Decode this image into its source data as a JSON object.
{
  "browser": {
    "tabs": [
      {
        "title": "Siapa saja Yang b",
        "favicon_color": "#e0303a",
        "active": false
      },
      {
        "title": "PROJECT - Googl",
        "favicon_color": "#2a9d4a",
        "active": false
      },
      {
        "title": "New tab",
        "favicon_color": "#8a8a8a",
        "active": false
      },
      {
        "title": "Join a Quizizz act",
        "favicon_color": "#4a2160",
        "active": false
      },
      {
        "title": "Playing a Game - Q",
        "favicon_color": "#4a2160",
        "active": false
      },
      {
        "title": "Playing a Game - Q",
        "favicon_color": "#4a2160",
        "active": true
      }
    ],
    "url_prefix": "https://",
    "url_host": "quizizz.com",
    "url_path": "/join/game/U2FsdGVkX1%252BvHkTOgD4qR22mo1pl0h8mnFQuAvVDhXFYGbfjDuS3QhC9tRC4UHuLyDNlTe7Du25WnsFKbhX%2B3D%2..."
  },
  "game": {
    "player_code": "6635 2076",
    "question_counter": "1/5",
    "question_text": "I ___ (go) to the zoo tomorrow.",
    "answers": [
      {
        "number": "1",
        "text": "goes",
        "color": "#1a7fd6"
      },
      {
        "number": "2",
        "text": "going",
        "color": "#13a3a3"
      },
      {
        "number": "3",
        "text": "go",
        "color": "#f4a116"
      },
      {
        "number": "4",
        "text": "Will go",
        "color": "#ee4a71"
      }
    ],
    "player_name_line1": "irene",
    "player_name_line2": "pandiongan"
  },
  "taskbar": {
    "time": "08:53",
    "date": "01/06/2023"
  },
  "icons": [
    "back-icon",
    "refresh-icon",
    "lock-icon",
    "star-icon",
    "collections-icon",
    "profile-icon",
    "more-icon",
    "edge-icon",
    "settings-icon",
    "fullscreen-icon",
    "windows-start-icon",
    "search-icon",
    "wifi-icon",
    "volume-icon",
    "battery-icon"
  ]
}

_____

- _EXERCISE DESCRIPTION_:
Copy down the whole of the data above, matching it exactly.

- _RESPONSE_:
Decode this image into its source data as a JSON object.
{
  "browser": {
    "tabs": [
      {
        "title": "Siapa saja Yang b",
        "favicon_color": "#e0303a",
        "active": false
      },
      {
        "title": "PROJECT - Googl",
        "favicon_color": "#2a9d4a",
        "active": false
      },
      {
        "title": "New tab",
        "favicon_color": "#8a8a8a",
        "active": false
      },
      {
        "title": "Join a Quizizz act",
        "favicon_color": "#4a2160",
        "active": false
      },
      {
        "title": "Playing a Game - Q",
        "favicon_color": "#4a2160",
        "active": false
      },
      {
        "title": "Playing a Game - Q",
        "favicon_color": "#4a2160",
        "active": true
      }
    ],
    "url_prefix": "https://",
    "url_host": "quizizz.com",
    "url_path": "/join/game/U2FsdGVkX1%252BvHkTOgD4qR22mo1pl0h8mnFQuAvVDhXFYGbfjDuS3QhC9tRC4UHuLyDNlTe7Du25WnsFKbhX%2B3D%2..."
  },
  "game": {
    "player_code": "6635 2076",
    "question_counter": "1/5",
    "question_text": "I ___ (go) to the zoo tomorrow.",
    "answers": [
      {
        "number": "1",
        "text": "goes",
        "color": "#1a7fd6"
      },
      {
        "number": "2",
        "text": "going",
        "color": "#13a3a3"
      },
      {
        "number": "3",
        "text": "go",
        "color": "#f4a116"
      },
      {
        "number": "4",
        "text": "Will go",
        "color": "#ee4a71"
      }
    ],
    "player_name_line1": "irene",
    "player_name_line2": "pandiongan"
  },
  "taskbar": {
    "time": "08:53",
    "date": "01/06/2023"
  },
  "icons": [
    "back-icon",
    "refresh-icon",
    "lock-icon",
    "star-icon",
    "collections-icon",
    "profile-icon",
    "more-icon",
    "edge-icon",
    "settings-icon",
    "fullscreen-icon",
    "windows-start-icon",
    "search-icon",
    "wifi-icon",
    "volume-icon",
    "battery-icon"
  ]
}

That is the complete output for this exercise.